■ **DATA SUPPLIED**
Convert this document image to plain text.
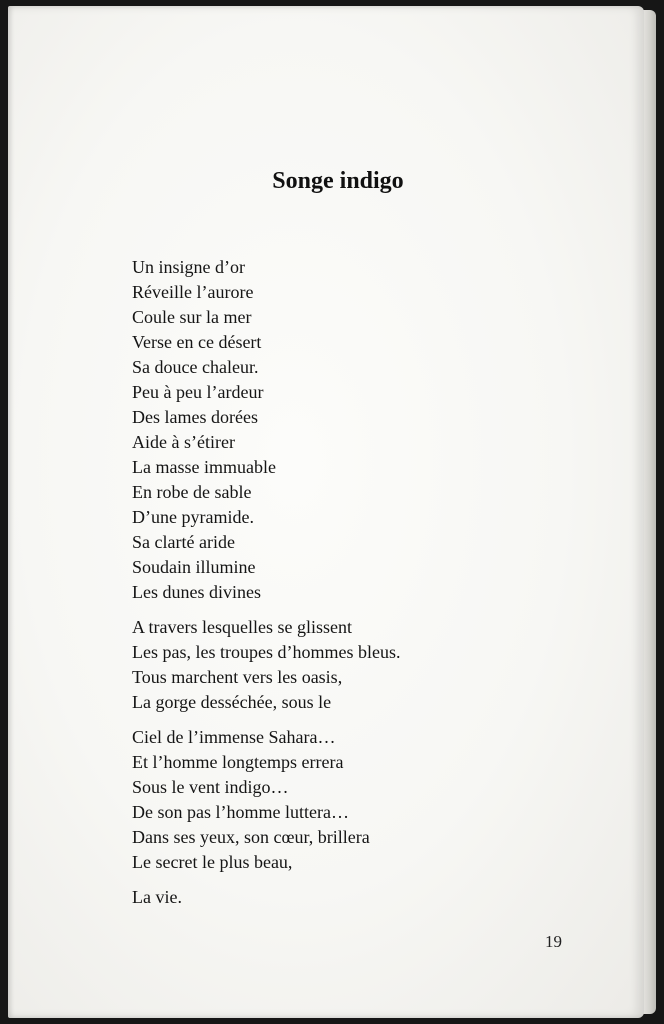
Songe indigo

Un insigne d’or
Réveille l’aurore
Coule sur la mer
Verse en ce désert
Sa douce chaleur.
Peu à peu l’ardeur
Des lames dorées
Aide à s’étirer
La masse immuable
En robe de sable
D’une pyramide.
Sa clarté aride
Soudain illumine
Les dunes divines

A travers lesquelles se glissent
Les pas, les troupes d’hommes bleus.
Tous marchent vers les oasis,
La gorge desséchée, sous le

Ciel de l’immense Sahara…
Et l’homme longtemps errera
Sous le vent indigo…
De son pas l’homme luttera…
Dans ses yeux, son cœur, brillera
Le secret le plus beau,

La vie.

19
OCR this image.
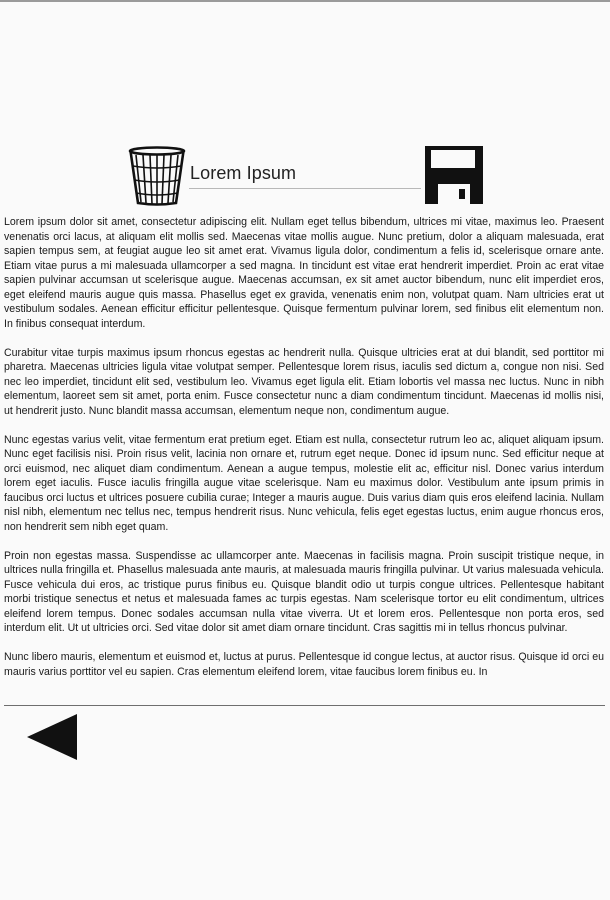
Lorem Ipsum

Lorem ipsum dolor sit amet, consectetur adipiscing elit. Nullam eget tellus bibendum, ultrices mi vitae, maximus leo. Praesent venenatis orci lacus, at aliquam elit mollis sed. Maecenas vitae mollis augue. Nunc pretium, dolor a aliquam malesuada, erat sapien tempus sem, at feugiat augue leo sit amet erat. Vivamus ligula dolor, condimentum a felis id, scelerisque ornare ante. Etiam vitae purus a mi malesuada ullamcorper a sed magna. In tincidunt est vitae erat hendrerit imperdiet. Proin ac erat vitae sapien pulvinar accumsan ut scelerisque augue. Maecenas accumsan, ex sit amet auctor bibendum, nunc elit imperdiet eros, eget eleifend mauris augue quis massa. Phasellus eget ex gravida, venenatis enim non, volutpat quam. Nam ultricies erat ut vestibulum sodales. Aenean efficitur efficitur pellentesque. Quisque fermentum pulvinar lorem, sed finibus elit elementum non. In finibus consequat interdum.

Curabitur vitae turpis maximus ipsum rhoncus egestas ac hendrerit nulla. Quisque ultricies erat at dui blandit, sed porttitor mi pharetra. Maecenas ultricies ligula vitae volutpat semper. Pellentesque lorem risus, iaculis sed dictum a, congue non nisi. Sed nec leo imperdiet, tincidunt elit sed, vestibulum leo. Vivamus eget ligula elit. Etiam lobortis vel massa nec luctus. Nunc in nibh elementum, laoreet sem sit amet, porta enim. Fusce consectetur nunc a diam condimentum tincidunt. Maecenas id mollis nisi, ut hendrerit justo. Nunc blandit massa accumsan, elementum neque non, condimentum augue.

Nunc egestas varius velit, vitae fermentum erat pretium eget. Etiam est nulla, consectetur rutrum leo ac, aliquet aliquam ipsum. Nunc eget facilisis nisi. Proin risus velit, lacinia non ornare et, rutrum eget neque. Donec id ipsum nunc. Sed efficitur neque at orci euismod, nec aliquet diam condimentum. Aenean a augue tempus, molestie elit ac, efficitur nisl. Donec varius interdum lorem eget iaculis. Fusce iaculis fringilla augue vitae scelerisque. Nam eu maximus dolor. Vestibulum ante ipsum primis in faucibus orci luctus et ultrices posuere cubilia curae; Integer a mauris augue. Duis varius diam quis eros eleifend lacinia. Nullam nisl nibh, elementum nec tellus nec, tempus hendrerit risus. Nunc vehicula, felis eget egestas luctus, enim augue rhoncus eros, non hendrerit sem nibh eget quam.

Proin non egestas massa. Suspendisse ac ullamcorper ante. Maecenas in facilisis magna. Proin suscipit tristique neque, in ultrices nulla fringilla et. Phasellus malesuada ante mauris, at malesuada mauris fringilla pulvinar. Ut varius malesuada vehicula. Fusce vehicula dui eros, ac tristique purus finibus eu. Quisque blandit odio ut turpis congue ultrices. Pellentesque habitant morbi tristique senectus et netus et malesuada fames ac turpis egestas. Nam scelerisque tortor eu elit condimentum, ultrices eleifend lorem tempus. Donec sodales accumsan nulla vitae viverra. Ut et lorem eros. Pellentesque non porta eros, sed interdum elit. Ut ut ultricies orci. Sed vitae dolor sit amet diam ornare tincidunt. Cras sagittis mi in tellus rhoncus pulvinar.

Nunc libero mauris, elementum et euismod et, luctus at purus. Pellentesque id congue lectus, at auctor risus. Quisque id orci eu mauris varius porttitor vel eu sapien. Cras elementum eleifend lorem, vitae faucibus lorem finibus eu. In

■ **WHAT YOU HAVE TO DO**
How many lines in the records above contain the word "image"? Reply with the number alone.

■ **RESPONSE TO THIS EXERCISE**
2